Data records:
**********

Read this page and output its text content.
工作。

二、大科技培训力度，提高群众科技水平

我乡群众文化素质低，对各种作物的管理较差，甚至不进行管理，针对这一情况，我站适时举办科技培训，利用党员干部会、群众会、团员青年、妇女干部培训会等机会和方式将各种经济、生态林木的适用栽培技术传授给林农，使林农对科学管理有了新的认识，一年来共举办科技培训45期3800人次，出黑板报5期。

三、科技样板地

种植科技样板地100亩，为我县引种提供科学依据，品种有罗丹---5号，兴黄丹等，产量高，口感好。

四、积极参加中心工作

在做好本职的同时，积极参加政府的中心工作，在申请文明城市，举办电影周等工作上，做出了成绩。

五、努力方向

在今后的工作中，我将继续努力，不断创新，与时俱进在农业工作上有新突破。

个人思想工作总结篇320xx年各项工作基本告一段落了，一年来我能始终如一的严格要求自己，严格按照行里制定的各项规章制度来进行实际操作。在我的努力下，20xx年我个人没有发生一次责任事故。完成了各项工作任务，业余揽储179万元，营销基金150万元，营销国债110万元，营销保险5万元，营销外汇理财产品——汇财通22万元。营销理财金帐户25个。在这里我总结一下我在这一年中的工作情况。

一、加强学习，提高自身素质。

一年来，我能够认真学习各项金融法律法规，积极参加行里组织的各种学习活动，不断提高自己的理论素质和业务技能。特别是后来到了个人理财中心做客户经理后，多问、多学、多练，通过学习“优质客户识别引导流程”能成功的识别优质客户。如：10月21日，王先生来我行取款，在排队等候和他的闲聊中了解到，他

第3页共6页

**********

== Requirement ==
Please reproduce each record precisely as written.

== Finished answer ==
Read this page and output its text content.
工作。

二、大科技培训力度，提高群众科技水平

我乡群众文化素质低，对各种作物的管理较差，甚至不进行管理，针对这一情况，我站适时举办科技培训，利用党员干部会、群众会、团员青年、妇女干部培训会等机会和方式将各种经济、生态林木的适用栽培技术传授给林农，使林农对科学管理有了新的认识，一年来共举办科技培训45期3800人次，出黑板报5期。

三、科技样板地

种植科技样板地100亩，为我县引种提供科学依据，品种有罗丹---5号，兴黄丹等，产量高，口感好。

四、积极参加中心工作

在做好本职的同时，积极参加政府的中心工作，在申请文明城市，举办电影周等工作上，做出了成绩。

五、努力方向

在今后的工作中，我将继续努力，不断创新，与时俱进在农业工作上有新突破。

个人思想工作总结篇320xx年各项工作基本告一段落了，一年来我能始终如一的严格要求自己，严格按照行里制定的各项规章制度来进行实际操作。在我的努力下，20xx年我个人没有发生一次责任事故。完成了各项工作任务，业余揽储179万元，营销基金150万元，营销国债110万元，营销保险5万元，营销外汇理财产品——汇财通22万元。营销理财金帐户25个。在这里我总结一下我在这一年中的工作情况。

一、加强学习，提高自身素质。

一年来，我能够认真学习各项金融法律法规，积极参加行里组织的各种学习活动，不断提高自己的理论素质和业务技能。特别是后来到了个人理财中心做客户经理后，多问、多学、多练，通过学习“优质客户识别引导流程”能成功的识别优质客户。如：10月21日，王先生来我行取款，在排队等候和他的闲聊中了解到，他

第3页共6页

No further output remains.